» Source records

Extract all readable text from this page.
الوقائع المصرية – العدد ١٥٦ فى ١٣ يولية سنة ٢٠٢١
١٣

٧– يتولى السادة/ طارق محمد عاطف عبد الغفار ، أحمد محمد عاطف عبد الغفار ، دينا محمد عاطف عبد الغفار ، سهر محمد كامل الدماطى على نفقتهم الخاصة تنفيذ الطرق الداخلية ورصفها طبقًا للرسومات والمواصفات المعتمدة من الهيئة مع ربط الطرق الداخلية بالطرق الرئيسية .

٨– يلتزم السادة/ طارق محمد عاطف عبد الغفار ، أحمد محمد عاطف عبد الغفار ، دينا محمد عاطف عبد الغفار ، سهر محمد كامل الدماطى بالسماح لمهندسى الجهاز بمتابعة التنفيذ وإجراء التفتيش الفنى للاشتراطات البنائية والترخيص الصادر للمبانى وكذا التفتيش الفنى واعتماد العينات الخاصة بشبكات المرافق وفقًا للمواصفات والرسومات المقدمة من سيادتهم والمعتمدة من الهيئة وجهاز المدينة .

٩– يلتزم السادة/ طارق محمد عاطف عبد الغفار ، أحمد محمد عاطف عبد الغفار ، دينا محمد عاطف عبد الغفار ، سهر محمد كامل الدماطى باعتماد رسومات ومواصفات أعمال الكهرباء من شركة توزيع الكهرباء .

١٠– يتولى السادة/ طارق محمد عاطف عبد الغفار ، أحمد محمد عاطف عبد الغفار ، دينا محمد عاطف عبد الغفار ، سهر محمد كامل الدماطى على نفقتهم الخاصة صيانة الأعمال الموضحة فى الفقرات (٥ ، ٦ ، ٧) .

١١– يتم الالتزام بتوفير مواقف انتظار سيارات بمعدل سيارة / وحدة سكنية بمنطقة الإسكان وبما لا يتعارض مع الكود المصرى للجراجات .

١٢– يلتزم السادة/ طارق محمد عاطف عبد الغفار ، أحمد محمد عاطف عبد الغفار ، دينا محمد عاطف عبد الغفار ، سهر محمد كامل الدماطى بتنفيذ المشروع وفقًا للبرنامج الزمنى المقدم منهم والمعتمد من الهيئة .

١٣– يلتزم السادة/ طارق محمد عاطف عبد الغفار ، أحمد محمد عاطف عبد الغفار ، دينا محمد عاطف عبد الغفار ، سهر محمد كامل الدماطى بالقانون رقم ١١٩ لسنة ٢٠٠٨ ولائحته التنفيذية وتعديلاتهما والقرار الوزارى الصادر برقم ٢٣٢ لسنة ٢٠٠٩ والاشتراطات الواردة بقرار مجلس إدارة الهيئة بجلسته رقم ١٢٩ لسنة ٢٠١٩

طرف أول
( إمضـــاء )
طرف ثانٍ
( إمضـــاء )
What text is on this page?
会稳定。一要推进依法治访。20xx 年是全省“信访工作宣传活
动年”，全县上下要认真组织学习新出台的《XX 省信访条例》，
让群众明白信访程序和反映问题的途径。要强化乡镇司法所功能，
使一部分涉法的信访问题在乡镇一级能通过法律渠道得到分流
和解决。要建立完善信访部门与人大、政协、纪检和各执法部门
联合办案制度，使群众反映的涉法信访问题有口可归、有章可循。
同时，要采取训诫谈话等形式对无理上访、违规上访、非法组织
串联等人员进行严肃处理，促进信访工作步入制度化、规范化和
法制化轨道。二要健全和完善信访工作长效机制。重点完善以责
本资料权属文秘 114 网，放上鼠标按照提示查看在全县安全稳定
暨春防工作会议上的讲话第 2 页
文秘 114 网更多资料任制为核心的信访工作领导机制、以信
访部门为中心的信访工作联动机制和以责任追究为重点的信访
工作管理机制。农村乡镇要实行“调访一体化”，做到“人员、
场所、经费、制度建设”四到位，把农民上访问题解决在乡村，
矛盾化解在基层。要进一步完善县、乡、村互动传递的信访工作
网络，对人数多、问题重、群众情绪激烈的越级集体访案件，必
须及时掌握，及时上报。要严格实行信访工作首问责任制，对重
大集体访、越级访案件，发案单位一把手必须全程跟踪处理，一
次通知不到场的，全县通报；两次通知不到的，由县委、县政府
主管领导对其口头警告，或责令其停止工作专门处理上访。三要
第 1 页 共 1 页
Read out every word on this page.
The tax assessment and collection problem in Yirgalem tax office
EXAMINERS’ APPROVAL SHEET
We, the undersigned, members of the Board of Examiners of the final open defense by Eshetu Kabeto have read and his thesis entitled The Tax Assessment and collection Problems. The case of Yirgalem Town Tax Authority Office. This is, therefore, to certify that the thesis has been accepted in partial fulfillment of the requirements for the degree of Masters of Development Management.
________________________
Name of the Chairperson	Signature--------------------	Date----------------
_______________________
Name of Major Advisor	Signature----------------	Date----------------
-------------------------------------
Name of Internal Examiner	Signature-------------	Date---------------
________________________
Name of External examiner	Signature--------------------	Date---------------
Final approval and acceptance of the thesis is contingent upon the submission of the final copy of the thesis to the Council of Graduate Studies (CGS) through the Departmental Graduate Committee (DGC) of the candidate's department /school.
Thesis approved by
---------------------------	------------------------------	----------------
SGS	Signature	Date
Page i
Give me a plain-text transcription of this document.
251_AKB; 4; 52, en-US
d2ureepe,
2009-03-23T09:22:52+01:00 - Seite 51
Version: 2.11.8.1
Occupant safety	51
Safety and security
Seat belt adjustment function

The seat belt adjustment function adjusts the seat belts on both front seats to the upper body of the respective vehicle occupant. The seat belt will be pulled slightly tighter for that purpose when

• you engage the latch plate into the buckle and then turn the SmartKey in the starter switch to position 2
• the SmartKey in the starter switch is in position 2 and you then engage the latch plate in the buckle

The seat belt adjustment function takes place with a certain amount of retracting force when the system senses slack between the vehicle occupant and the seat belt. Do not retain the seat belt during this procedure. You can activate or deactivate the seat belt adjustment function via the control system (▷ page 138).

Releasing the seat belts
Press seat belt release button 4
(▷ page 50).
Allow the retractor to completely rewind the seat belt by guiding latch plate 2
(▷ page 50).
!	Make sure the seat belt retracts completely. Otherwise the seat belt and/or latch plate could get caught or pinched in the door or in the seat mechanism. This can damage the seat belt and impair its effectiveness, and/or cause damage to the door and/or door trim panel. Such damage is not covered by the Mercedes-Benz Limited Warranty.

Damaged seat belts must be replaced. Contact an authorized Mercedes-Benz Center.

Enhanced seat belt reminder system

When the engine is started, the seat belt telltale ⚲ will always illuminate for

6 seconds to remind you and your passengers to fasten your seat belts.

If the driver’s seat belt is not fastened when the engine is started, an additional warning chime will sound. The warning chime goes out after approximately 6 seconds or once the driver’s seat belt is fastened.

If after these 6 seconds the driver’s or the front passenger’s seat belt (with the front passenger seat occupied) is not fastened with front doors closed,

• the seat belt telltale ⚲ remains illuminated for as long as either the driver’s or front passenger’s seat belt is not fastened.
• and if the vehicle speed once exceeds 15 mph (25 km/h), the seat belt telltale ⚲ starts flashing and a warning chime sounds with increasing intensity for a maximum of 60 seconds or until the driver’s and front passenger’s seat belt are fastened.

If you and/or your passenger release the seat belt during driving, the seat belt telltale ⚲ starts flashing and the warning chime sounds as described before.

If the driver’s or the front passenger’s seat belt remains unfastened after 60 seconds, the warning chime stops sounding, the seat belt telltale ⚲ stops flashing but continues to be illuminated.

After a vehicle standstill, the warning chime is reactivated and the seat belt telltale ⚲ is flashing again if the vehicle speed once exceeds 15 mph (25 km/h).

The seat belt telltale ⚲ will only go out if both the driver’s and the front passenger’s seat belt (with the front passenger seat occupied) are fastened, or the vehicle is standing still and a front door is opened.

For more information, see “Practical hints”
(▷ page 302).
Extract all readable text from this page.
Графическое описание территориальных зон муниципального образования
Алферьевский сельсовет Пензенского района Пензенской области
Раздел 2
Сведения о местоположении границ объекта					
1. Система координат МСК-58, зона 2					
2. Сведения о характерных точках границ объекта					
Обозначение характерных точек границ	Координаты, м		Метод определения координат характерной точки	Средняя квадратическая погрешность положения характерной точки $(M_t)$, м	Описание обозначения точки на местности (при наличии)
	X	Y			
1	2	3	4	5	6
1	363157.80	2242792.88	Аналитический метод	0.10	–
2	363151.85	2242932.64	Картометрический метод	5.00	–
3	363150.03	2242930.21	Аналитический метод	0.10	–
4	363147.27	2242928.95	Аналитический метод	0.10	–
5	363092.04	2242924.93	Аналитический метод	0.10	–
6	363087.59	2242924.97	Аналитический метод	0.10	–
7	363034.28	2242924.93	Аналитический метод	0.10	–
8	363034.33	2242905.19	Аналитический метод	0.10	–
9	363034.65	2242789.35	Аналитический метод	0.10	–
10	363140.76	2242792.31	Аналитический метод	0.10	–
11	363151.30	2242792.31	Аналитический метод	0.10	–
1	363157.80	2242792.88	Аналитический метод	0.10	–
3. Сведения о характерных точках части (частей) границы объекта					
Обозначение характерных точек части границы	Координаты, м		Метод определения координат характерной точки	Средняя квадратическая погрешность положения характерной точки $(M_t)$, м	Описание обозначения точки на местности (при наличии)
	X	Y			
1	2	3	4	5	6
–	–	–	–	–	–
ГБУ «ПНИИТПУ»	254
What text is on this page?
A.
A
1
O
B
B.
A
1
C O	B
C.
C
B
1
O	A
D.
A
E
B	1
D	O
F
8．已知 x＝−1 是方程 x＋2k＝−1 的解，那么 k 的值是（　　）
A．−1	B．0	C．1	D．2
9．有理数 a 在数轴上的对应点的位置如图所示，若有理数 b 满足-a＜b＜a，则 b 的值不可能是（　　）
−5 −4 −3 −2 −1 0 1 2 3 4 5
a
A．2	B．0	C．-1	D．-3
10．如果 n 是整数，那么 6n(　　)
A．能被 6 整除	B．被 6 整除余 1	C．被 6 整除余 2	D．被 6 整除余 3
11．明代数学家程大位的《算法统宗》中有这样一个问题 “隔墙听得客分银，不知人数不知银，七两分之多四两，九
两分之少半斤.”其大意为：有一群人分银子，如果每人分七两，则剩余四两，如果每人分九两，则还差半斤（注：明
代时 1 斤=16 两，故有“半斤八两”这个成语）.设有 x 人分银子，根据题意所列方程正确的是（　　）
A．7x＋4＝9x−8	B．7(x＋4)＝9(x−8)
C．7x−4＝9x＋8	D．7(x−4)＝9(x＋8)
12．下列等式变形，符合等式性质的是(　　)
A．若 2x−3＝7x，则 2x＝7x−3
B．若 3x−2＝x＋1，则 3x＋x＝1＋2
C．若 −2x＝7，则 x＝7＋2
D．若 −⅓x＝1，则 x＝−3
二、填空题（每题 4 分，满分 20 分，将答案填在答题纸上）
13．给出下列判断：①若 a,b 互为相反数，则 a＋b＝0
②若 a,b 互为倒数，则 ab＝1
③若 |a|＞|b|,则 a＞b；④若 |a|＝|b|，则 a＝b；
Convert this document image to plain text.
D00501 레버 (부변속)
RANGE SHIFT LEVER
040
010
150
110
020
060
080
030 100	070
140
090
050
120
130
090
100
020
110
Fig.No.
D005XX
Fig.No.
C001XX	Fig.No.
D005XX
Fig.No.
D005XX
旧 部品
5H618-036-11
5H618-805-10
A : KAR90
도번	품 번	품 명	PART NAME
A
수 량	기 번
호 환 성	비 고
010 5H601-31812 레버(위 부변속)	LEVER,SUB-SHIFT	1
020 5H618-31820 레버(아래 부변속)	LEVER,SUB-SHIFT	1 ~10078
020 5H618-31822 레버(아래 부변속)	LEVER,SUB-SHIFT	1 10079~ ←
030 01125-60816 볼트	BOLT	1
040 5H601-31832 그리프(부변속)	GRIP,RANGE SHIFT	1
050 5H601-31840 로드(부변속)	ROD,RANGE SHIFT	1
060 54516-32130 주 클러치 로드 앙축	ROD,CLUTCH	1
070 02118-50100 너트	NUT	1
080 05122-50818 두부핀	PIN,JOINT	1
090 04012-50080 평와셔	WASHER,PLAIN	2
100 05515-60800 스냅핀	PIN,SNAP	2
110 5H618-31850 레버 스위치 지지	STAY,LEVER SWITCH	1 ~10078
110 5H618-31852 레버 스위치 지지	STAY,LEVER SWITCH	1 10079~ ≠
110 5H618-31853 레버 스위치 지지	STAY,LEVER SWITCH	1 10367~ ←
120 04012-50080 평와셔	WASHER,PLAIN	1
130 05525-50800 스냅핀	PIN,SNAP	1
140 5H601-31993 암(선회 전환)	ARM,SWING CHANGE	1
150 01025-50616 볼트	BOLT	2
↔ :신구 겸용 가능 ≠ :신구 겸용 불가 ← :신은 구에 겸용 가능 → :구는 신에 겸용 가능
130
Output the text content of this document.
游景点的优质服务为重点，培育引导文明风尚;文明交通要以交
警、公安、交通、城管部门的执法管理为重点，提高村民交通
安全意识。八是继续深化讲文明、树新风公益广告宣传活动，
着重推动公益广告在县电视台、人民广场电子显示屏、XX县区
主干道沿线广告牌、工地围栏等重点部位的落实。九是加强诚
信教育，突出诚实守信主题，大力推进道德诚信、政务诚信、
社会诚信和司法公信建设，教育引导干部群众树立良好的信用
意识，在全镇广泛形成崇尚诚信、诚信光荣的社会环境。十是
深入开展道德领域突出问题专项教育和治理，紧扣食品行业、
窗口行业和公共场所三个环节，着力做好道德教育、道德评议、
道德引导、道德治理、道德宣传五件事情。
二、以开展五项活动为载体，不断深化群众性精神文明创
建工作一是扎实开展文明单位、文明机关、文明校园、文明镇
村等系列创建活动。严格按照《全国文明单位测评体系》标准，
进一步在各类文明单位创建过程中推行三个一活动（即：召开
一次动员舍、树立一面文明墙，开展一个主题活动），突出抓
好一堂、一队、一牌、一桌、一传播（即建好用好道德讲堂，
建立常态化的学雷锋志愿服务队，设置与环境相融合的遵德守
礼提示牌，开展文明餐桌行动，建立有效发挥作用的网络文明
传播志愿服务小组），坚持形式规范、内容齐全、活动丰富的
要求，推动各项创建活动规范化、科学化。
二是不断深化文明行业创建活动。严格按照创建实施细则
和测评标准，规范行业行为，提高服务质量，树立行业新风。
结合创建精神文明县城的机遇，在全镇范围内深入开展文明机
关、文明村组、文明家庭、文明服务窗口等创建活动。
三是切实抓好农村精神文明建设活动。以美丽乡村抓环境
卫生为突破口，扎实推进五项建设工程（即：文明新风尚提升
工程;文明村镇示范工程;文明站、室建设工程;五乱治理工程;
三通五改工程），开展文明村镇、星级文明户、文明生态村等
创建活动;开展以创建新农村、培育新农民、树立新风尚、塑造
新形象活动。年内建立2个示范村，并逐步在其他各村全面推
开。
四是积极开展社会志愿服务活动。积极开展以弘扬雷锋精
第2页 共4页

» TASK REQUIREMENTS
Among the lines of the material, find those that hold the word "then" and copy them.

» FULL SOLUTION
• you engage the latch plate into the buckle and then turn the SmartKey in the starter switch to position 2
• the SmartKey in the starter switch is in position 2 and you then engage the latch plate in the buckle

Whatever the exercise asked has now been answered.